* _Saved entries_
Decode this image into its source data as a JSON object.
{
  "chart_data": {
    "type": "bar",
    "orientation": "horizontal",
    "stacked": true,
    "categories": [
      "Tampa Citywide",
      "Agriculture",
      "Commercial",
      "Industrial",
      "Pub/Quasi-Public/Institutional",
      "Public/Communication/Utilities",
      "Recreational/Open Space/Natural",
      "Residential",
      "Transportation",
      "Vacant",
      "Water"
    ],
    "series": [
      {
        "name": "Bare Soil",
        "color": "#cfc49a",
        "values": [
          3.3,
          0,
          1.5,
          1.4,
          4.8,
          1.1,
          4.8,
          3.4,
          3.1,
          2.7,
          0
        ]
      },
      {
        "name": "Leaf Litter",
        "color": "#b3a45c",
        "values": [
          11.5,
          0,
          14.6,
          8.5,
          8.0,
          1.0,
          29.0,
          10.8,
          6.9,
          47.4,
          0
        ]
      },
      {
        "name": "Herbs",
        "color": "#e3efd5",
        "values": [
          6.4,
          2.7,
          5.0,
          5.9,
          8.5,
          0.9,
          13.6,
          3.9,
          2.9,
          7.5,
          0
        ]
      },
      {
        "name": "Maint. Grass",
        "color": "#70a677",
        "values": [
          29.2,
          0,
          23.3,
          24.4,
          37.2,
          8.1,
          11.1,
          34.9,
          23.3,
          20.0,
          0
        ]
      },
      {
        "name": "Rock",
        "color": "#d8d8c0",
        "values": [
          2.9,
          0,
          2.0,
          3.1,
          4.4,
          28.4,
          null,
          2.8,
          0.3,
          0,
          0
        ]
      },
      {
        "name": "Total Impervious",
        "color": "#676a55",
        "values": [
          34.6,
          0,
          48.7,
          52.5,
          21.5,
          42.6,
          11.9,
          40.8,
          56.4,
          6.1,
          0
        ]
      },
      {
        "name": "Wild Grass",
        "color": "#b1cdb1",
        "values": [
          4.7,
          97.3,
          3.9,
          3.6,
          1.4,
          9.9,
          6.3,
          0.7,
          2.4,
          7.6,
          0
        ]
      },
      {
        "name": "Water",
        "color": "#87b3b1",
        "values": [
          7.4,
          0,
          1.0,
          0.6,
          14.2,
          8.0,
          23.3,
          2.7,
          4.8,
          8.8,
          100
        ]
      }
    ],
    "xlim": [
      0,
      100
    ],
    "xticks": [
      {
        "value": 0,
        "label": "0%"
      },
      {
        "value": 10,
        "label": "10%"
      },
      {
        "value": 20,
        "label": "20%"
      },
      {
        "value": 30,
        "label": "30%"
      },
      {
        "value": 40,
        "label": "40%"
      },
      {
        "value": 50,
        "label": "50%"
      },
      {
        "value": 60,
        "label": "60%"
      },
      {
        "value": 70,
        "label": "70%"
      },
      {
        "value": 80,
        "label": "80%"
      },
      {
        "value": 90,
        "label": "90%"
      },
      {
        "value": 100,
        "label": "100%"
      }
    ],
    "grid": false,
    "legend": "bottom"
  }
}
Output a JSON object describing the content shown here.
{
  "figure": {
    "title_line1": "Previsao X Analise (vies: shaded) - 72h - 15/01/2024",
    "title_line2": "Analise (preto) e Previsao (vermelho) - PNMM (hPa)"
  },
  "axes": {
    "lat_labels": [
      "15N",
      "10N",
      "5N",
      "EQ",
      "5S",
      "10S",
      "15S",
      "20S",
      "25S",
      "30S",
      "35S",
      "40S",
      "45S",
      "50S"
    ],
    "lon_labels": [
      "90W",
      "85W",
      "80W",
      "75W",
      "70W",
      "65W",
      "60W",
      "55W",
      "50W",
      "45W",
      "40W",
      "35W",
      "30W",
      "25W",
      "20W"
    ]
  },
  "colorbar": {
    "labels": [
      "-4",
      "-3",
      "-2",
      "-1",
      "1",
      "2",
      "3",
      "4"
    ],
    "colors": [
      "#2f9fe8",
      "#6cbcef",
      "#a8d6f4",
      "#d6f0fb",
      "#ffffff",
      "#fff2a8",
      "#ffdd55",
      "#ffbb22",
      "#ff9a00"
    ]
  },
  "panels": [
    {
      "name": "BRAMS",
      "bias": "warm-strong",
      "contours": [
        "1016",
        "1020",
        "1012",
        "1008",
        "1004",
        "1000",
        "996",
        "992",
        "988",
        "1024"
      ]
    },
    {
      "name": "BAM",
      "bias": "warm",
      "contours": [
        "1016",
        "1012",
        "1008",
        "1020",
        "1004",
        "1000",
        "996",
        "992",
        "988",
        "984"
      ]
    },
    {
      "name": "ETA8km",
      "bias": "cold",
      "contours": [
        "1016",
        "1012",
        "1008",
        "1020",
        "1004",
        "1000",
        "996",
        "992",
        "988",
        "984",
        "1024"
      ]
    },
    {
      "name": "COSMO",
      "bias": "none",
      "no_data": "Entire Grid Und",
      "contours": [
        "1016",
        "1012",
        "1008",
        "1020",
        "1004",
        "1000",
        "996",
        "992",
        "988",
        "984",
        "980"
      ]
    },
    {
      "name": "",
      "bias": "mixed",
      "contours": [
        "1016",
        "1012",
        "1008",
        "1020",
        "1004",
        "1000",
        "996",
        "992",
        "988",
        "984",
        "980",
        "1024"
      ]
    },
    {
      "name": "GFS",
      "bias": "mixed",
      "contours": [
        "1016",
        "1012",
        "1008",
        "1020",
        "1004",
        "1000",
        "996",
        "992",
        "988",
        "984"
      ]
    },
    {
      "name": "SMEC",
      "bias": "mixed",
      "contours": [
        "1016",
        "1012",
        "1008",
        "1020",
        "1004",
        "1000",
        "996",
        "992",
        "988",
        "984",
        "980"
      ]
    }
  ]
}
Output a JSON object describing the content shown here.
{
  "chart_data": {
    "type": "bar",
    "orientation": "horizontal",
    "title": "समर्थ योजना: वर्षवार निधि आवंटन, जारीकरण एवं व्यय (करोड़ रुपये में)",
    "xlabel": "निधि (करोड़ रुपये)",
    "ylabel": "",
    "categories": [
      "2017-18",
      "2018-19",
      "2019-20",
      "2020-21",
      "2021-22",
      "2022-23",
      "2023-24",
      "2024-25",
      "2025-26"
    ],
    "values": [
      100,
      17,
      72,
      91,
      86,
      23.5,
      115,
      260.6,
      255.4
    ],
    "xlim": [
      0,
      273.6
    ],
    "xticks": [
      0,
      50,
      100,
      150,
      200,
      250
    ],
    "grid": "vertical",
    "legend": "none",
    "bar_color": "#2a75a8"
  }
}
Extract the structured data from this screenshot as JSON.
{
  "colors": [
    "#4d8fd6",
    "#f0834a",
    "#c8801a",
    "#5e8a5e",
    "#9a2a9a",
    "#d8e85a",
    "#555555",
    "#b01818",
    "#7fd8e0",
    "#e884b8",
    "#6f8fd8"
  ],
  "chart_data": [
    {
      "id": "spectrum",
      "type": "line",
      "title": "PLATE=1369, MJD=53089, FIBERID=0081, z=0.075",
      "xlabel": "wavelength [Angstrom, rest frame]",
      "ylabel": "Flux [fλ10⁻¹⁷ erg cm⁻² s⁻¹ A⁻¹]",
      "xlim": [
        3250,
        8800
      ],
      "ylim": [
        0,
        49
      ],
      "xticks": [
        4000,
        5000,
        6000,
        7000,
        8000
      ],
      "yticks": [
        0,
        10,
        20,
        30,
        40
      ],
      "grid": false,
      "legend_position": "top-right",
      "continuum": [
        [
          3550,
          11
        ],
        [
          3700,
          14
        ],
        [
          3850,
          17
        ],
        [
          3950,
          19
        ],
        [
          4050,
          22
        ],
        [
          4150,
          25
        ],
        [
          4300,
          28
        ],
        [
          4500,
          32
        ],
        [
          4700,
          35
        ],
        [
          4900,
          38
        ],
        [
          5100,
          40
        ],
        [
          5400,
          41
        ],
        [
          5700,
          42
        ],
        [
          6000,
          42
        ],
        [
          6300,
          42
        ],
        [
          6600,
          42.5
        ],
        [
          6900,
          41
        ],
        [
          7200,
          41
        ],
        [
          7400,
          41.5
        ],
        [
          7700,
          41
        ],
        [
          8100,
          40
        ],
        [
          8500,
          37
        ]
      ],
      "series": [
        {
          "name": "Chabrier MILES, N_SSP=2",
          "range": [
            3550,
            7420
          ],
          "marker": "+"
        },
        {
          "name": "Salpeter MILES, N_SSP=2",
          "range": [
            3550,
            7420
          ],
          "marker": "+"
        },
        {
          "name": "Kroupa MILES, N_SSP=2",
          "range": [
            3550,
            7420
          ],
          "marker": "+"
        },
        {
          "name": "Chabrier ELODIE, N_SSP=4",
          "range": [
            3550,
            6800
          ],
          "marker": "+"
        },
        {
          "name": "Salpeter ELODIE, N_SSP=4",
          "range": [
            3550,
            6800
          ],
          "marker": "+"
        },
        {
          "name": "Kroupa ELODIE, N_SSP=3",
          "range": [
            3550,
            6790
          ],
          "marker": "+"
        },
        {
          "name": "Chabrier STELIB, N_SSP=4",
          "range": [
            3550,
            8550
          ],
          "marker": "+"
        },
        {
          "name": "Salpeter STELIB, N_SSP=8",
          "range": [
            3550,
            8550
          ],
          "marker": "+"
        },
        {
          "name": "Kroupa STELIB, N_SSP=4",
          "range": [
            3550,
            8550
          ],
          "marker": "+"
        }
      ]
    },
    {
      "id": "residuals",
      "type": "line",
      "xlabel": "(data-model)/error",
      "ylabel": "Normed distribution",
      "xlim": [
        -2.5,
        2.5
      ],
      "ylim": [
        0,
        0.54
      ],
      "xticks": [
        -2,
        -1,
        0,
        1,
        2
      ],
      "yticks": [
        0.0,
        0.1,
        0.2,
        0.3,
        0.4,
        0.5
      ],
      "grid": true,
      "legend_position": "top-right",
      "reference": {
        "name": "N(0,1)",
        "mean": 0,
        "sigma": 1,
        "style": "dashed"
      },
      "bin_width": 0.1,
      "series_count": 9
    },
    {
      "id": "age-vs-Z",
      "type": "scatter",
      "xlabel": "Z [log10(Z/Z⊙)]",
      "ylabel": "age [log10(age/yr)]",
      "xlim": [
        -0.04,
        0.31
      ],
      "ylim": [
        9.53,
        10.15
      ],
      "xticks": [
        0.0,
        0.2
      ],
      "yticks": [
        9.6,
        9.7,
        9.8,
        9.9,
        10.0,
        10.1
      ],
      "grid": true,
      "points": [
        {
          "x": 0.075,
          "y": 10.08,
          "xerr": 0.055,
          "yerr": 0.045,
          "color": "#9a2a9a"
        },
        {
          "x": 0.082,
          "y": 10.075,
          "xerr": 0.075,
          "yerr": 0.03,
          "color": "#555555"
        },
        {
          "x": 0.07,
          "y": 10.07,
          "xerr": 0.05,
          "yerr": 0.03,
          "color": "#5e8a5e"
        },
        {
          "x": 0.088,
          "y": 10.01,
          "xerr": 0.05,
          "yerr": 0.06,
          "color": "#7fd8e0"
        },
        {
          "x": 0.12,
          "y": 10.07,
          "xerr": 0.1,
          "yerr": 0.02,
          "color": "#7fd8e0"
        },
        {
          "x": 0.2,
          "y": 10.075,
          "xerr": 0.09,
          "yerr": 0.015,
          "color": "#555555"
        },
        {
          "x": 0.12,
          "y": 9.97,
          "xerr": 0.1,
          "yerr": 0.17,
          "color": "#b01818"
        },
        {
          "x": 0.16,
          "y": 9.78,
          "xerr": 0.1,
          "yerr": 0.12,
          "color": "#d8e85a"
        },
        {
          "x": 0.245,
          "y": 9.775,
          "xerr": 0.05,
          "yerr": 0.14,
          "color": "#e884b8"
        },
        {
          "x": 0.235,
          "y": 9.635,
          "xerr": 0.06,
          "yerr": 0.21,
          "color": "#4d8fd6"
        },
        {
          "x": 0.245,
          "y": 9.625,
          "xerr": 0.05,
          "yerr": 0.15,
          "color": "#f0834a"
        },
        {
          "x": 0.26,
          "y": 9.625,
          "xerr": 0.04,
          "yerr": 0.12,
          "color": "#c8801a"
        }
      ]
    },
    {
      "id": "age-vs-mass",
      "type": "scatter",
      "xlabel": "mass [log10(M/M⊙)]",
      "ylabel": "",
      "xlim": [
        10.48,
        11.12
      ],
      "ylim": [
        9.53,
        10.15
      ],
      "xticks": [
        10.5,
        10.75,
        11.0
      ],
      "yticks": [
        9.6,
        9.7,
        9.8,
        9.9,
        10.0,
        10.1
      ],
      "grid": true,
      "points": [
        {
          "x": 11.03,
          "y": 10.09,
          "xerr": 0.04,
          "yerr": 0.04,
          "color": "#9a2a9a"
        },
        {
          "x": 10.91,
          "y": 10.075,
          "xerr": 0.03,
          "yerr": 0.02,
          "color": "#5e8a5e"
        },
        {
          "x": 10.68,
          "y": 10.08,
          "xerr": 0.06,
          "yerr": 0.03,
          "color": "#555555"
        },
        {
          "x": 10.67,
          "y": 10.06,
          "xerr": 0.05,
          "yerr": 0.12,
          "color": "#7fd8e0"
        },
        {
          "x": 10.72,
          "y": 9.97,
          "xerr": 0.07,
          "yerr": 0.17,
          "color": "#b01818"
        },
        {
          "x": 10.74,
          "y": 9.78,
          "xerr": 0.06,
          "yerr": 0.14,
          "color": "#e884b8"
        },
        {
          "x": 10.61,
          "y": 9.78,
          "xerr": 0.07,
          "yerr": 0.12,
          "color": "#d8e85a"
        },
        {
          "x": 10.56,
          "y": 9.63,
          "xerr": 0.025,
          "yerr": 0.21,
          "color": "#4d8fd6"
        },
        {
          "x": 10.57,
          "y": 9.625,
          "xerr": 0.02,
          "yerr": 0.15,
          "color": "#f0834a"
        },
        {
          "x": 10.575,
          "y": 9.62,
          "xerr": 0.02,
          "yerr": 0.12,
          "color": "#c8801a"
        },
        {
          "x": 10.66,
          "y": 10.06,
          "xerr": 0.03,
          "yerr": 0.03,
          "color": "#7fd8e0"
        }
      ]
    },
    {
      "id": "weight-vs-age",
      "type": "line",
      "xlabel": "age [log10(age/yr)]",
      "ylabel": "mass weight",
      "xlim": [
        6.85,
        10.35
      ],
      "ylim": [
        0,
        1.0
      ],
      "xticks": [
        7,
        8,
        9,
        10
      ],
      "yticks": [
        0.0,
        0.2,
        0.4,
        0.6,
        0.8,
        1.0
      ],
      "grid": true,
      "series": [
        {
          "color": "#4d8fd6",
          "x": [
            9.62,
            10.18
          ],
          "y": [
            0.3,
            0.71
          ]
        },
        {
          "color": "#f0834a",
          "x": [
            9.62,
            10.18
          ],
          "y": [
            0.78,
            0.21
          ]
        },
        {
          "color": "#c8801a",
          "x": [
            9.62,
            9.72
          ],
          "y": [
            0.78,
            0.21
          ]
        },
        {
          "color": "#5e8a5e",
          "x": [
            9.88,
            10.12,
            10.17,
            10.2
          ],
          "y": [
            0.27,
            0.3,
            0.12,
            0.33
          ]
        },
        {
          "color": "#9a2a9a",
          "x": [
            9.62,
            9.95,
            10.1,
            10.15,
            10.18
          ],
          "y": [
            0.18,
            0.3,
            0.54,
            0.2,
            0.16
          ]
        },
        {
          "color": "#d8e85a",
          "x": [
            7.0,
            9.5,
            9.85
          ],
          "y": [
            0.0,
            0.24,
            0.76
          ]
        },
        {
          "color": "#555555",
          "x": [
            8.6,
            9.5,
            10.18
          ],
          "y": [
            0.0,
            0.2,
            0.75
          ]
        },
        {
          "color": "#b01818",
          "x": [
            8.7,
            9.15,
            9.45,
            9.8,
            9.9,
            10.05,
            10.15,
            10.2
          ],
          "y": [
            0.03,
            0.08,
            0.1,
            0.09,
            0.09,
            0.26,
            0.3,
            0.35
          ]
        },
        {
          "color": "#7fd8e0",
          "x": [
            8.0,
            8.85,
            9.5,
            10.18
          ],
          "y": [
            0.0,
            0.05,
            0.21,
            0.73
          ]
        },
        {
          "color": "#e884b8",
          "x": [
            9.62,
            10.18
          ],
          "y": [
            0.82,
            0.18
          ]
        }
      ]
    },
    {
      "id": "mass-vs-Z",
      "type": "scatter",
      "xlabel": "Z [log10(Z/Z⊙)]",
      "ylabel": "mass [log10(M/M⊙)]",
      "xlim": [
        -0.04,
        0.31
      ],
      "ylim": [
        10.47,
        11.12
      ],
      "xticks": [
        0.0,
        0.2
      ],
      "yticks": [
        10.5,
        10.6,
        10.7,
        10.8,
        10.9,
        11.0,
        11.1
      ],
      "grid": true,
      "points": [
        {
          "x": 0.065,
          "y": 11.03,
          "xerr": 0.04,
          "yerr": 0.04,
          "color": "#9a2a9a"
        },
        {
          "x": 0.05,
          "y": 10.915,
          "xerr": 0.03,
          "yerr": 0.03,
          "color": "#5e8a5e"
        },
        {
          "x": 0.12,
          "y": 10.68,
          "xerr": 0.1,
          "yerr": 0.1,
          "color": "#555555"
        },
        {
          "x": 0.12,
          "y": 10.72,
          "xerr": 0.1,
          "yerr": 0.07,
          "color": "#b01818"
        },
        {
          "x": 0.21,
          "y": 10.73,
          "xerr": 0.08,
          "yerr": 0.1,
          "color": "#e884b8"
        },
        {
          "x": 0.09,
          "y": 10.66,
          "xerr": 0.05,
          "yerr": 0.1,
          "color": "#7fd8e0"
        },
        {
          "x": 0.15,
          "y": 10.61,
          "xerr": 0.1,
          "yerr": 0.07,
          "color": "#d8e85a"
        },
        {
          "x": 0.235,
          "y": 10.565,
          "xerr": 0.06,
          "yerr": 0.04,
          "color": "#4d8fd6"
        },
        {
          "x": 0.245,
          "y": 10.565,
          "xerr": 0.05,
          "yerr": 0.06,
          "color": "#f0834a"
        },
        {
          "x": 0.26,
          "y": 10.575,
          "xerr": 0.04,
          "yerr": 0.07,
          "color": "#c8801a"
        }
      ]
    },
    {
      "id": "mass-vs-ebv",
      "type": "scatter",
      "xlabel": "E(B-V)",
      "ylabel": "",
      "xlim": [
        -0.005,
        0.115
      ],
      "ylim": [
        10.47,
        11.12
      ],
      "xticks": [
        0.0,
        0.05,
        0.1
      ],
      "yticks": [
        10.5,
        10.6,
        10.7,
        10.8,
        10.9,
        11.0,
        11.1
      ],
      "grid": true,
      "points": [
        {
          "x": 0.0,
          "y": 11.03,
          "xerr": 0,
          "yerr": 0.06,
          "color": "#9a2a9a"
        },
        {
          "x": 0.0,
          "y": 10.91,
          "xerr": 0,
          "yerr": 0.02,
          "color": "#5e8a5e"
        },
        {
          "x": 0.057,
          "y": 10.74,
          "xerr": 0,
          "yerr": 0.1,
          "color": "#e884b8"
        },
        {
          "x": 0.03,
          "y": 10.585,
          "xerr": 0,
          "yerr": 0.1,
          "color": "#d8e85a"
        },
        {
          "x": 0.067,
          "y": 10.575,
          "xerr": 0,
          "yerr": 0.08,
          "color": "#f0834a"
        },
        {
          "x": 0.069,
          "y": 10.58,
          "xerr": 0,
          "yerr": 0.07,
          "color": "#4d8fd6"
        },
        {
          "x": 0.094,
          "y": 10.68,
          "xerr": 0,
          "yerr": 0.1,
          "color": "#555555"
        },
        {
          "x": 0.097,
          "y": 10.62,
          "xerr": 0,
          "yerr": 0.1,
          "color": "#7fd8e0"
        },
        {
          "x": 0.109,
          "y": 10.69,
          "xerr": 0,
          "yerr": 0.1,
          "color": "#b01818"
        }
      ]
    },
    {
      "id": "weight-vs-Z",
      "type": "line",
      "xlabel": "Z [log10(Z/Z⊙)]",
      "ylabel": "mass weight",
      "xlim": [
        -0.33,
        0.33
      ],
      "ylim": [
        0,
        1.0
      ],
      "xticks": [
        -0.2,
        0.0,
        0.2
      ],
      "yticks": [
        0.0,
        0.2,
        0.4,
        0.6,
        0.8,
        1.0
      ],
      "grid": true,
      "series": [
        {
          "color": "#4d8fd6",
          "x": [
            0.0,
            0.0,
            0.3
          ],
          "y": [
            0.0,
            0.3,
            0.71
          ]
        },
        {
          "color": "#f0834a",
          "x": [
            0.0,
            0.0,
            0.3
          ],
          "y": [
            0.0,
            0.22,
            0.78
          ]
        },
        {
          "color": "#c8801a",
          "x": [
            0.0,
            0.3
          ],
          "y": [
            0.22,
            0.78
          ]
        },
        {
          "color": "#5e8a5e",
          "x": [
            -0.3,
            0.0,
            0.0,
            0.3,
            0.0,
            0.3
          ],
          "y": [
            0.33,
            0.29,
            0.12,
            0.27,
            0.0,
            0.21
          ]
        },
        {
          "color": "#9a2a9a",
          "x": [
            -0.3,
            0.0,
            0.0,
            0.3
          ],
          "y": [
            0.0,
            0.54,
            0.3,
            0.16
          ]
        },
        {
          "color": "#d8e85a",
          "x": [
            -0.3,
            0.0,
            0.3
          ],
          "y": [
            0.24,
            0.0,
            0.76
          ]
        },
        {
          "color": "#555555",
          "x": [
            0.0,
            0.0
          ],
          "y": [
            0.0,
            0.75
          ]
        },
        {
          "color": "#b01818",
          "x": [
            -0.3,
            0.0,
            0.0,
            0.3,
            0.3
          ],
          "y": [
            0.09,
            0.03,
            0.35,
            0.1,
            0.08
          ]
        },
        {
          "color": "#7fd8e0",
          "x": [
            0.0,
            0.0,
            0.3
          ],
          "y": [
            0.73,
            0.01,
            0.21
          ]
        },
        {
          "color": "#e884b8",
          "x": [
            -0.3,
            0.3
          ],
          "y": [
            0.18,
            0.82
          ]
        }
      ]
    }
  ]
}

* _Exercise requirements_
Select all lines with the word "STELIB" from the entries above.

* _Complete response_
          "name": "Chabrier STELIB, N_SSP=4",
          "name": "Salpeter STELIB, N_SSP=8",
          "name": "Kroupa STELIB, N_SSP=4",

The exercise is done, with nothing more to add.